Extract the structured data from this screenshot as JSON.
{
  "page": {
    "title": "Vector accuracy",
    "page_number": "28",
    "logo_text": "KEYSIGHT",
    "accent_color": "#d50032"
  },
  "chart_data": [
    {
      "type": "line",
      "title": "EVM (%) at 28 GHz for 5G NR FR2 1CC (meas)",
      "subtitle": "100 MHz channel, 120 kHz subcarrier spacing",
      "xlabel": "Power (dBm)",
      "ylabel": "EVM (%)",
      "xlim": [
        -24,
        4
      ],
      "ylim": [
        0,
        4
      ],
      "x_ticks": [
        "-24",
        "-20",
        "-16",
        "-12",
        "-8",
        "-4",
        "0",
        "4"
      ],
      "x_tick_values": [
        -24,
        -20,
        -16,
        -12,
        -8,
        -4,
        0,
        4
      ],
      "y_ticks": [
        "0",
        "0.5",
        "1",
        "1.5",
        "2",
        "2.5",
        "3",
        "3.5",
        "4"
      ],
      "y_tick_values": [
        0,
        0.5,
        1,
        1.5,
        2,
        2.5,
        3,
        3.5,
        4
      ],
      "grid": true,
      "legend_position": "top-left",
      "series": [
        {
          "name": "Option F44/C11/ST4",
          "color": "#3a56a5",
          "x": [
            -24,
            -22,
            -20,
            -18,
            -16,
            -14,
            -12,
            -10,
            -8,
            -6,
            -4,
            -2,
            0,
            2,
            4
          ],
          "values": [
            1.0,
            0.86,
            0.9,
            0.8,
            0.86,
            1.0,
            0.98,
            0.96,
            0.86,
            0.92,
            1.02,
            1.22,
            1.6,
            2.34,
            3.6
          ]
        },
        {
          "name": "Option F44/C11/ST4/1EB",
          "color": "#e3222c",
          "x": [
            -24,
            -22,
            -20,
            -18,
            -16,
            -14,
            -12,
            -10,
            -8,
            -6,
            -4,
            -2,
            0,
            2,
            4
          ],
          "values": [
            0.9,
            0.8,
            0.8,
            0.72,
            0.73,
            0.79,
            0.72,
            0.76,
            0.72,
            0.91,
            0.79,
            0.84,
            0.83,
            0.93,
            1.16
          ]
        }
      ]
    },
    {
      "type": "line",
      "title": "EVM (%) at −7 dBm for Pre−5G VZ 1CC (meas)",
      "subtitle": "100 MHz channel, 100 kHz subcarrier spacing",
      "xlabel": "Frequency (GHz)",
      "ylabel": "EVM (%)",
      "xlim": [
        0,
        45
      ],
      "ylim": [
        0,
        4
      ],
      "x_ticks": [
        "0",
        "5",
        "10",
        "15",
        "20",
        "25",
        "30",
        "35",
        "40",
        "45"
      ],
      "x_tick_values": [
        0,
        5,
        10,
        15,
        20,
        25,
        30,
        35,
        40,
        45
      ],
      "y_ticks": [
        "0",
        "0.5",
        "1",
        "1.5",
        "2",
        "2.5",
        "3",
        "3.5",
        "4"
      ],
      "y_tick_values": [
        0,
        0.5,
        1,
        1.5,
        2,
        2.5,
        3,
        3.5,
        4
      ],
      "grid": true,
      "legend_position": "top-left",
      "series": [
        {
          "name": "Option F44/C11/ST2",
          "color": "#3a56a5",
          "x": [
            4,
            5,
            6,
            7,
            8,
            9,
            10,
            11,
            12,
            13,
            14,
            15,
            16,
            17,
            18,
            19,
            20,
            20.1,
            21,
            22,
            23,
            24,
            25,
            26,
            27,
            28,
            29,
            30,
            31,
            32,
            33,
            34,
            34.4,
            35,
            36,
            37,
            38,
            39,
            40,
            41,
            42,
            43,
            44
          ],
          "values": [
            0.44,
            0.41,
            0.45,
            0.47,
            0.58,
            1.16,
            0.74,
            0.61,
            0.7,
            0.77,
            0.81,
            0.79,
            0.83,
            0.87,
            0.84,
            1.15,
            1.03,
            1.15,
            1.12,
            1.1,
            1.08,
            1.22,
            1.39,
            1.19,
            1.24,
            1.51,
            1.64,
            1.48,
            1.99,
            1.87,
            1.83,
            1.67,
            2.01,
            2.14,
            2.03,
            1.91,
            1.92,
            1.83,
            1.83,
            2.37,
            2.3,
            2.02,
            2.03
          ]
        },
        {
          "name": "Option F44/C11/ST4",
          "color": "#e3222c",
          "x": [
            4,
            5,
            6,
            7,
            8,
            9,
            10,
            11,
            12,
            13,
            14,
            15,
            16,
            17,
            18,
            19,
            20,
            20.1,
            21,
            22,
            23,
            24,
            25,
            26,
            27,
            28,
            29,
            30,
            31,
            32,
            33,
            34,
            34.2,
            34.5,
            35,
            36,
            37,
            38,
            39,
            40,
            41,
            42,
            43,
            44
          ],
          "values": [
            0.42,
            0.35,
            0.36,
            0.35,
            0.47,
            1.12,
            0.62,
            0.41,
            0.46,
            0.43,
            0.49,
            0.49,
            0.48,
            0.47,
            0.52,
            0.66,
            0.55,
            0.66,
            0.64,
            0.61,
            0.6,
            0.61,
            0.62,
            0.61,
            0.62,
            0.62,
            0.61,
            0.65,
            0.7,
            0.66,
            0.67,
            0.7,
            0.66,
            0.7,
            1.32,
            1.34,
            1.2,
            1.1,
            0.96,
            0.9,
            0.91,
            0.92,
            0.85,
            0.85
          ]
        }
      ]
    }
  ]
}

» **Set exercise**:
Print the material verbatim, all of it.

» **Response to this exercise**:
Extract the structured data from this screenshot as JSON.
{
  "page": {
    "title": "Vector accuracy",
    "page_number": "28",
    "logo_text": "KEYSIGHT",
    "accent_color": "#d50032"
  },
  "chart_data": [
    {
      "type": "line",
      "title": "EVM (%) at 28 GHz for 5G NR FR2 1CC (meas)",
      "subtitle": "100 MHz channel, 120 kHz subcarrier spacing",
      "xlabel": "Power (dBm)",
      "ylabel": "EVM (%)",
      "xlim": [
        -24,
        4
      ],
      "ylim": [
        0,
        4
      ],
      "x_ticks": [
        "-24",
        "-20",
        "-16",
        "-12",
        "-8",
        "-4",
        "0",
        "4"
      ],
      "x_tick_values": [
        -24,
        -20,
        -16,
        -12,
        -8,
        -4,
        0,
        4
      ],
      "y_ticks": [
        "0",
        "0.5",
        "1",
        "1.5",
        "2",
        "2.5",
        "3",
        "3.5",
        "4"
      ],
      "y_tick_values": [
        0,
        0.5,
        1,
        1.5,
        2,
        2.5,
        3,
        3.5,
        4
      ],
      "grid": true,
      "legend_position": "top-left",
      "series": [
        {
          "name": "Option F44/C11/ST4",
          "color": "#3a56a5",
          "x": [
            -24,
            -22,
            -20,
            -18,
            -16,
            -14,
            -12,
            -10,
            -8,
            -6,
            -4,
            -2,
            0,
            2,
            4
          ],
          "values": [
            1.0,
            0.86,
            0.9,
            0.8,
            0.86,
            1.0,
            0.98,
            0.96,
            0.86,
            0.92,
            1.02,
            1.22,
            1.6,
            2.34,
            3.6
          ]
        },
        {
          "name": "Option F44/C11/ST4/1EB",
          "color": "#e3222c",
          "x": [
            -24,
            -22,
            -20,
            -18,
            -16,
            -14,
            -12,
            -10,
            -8,
            -6,
            -4,
            -2,
            0,
            2,
            4
          ],
          "values": [
            0.9,
            0.8,
            0.8,
            0.72,
            0.73,
            0.79,
            0.72,
            0.76,
            0.72,
            0.91,
            0.79,
            0.84,
            0.83,
            0.93,
            1.16
          ]
        }
      ]
    },
    {
      "type": "line",
      "title": "EVM (%) at −7 dBm for Pre−5G VZ 1CC (meas)",
      "subtitle": "100 MHz channel, 100 kHz subcarrier spacing",
      "xlabel": "Frequency (GHz)",
      "ylabel": "EVM (%)",
      "xlim": [
        0,
        45
      ],
      "ylim": [
        0,
        4
      ],
      "x_ticks": [
        "0",
        "5",
        "10",
        "15",
        "20",
        "25",
        "30",
        "35",
        "40",
        "45"
      ],
      "x_tick_values": [
        0,
        5,
        10,
        15,
        20,
        25,
        30,
        35,
        40,
        45
      ],
      "y_ticks": [
        "0",
        "0.5",
        "1",
        "1.5",
        "2",
        "2.5",
        "3",
        "3.5",
        "4"
      ],
      "y_tick_values": [
        0,
        0.5,
        1,
        1.5,
        2,
        2.5,
        3,
        3.5,
        4
      ],
      "grid": true,
      "legend_position": "top-left",
      "series": [
        {
          "name": "Option F44/C11/ST2",
          "color": "#3a56a5",
          "x": [
            4,
            5,
            6,
            7,
            8,
            9,
            10,
            11,
            12,
            13,
            14,
            15,
            16,
            17,
            18,
            19,
            20,
            20.1,
            21,
            22,
            23,
            24,
            25,
            26,
            27,
            28,
            29,
            30,
            31,
            32,
            33,
            34,
            34.4,
            35,
            36,
            37,
            38,
            39,
            40,
            41,
            42,
            43,
            44
          ],
          "values": [
            0.44,
            0.41,
            0.45,
            0.47,
            0.58,
            1.16,
            0.74,
            0.61,
            0.7,
            0.77,
            0.81,
            0.79,
            0.83,
            0.87,
            0.84,
            1.15,
            1.03,
            1.15,
            1.12,
            1.1,
            1.08,
            1.22,
            1.39,
            1.19,
            1.24,
            1.51,
            1.64,
            1.48,
            1.99,
            1.87,
            1.83,
            1.67,
            2.01,
            2.14,
            2.03,
            1.91,
            1.92,
            1.83,
            1.83,
            2.37,
            2.3,
            2.02,
            2.03
          ]
        },
        {
          "name": "Option F44/C11/ST4",
          "color": "#e3222c",
          "x": [
            4,
            5,
            6,
            7,
            8,
            9,
            10,
            11,
            12,
            13,
            14,
            15,
            16,
            17,
            18,
            19,
            20,
            20.1,
            21,
            22,
            23,
            24,
            25,
            26,
            27,
            28,
            29,
            30,
            31,
            32,
            33,
            34,
            34.2,
            34.5,
            35,
            36,
            37,
            38,
            39,
            40,
            41,
            42,
            43,
            44
          ],
          "values": [
            0.42,
            0.35,
            0.36,
            0.35,
            0.47,
            1.12,
            0.62,
            0.41,
            0.46,
            0.43,
            0.49,
            0.49,
            0.48,
            0.47,
            0.52,
            0.66,
            0.55,
            0.66,
            0.64,
            0.61,
            0.6,
            0.61,
            0.62,
            0.61,
            0.62,
            0.62,
            0.61,
            0.65,
            0.7,
            0.66,
            0.67,
            0.7,
            0.66,
            0.7,
            1.32,
            1.34,
            1.2,
            1.1,
            0.96,
            0.9,
            0.91,
            0.92,
            0.85,
            0.85
          ]
        }
      ]
    }
  ]
}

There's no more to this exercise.